=== WHAT TO PRODUCE ===
Search the records below for the word "candy" and show every line where it occurs.

=== LISTING ===
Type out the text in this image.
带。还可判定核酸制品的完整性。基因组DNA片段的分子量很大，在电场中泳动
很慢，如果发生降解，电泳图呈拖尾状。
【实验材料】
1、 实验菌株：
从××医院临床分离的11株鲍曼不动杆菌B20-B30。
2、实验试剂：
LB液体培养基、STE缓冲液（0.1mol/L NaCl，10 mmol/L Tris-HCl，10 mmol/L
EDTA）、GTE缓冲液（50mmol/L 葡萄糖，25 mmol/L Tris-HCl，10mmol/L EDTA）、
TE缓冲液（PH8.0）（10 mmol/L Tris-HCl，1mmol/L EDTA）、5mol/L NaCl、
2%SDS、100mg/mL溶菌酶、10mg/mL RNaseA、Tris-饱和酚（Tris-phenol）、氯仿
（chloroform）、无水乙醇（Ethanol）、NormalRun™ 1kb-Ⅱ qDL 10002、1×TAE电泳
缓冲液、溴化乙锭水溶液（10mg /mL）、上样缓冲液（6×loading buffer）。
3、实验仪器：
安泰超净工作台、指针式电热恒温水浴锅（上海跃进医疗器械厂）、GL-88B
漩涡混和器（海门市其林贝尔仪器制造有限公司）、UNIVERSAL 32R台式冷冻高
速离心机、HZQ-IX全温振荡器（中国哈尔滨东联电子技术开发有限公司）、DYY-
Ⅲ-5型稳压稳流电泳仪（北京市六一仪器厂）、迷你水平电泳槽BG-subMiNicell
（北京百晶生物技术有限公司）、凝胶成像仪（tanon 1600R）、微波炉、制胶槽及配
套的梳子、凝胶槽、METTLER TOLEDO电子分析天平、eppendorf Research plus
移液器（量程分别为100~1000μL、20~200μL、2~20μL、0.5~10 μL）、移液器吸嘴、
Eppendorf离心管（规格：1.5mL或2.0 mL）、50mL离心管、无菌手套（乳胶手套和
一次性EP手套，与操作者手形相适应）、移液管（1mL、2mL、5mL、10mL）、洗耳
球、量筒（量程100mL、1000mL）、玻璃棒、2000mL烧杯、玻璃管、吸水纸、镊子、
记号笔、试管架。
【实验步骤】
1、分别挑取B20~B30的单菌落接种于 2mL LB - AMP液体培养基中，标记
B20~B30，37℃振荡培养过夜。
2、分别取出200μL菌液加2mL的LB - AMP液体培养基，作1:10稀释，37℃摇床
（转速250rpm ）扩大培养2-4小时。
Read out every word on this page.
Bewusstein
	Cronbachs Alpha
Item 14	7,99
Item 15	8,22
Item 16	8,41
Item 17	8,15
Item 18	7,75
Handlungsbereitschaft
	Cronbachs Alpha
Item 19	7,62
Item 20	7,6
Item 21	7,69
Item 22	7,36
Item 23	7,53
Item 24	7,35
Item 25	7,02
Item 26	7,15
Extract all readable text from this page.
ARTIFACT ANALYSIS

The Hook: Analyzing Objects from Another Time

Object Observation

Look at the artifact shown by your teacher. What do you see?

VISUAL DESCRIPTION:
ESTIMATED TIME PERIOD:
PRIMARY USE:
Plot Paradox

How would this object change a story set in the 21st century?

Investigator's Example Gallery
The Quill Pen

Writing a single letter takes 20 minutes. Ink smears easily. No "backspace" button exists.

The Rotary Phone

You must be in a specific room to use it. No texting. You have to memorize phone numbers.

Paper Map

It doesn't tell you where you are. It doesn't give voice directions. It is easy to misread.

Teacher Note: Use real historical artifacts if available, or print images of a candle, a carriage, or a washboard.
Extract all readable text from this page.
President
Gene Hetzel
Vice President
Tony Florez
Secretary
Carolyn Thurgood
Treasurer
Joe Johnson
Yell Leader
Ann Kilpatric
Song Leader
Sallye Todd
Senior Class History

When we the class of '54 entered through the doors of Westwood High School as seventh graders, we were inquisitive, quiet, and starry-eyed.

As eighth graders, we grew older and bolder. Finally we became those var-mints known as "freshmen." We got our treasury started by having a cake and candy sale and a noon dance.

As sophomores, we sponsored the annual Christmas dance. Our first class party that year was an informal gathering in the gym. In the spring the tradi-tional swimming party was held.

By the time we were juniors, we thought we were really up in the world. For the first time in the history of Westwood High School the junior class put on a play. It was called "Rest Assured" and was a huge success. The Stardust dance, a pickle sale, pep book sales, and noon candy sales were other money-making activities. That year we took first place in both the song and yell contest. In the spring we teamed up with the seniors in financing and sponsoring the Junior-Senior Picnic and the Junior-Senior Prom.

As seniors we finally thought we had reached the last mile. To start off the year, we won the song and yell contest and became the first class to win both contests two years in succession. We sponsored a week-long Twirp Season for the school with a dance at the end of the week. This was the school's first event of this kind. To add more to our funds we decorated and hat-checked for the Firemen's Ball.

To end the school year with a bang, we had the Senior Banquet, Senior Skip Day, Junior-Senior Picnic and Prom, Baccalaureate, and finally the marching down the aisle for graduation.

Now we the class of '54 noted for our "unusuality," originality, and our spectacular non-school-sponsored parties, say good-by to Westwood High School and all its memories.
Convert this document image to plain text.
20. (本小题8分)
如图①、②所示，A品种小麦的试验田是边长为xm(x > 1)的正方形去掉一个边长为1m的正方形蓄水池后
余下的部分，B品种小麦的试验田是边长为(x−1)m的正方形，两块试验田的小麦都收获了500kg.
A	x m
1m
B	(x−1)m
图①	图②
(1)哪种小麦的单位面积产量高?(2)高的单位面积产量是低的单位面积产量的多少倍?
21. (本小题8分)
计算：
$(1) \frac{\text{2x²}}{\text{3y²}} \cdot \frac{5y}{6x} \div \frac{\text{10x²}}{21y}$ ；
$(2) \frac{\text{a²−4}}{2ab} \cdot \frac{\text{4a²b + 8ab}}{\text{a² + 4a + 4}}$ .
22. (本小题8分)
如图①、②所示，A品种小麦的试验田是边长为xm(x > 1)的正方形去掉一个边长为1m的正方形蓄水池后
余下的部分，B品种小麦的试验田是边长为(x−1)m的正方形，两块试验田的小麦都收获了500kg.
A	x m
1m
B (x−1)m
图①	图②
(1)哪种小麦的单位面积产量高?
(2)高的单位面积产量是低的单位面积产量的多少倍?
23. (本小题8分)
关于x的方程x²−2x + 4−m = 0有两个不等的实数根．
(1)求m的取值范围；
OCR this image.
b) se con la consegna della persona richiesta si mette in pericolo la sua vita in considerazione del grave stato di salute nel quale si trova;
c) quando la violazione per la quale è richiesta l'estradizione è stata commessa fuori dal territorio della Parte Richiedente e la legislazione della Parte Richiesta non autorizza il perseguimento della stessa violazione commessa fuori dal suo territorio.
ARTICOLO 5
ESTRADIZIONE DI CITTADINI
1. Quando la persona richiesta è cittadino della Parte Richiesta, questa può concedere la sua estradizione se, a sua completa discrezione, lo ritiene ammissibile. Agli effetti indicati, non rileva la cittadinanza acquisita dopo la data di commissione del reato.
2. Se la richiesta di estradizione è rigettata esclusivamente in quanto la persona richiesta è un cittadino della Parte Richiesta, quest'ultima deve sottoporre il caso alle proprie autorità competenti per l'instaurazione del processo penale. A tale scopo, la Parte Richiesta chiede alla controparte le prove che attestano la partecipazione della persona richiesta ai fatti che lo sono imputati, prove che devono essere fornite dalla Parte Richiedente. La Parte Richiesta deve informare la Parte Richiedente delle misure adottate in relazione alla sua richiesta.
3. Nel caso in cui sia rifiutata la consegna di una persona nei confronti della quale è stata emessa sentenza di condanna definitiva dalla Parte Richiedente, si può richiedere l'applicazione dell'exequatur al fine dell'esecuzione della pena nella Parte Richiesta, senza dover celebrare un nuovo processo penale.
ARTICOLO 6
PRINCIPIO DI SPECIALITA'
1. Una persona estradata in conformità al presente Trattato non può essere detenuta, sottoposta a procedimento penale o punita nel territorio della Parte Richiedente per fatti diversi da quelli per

=== REPLY TO THE TASK ===
As eighth graders, we grew older and bolder. Finally we became those var-mints known as "freshmen." We got our treasury started by having a cake and candy sale and a noon dance.
By the time we were juniors, we thought we were really up in the world. For the first time in the history of Westwood High School the junior class put on a play. It was called "Rest Assured" and was a huge success. The Stardust dance, a pickle sale, pep book sales, and noon candy sales were other money-making activities. That year we took first place in both the song and yell contest. In the spring we teamed up with the seniors in financing and sponsoring the Junior-Senior Picnic and the Junior-Senior Prom.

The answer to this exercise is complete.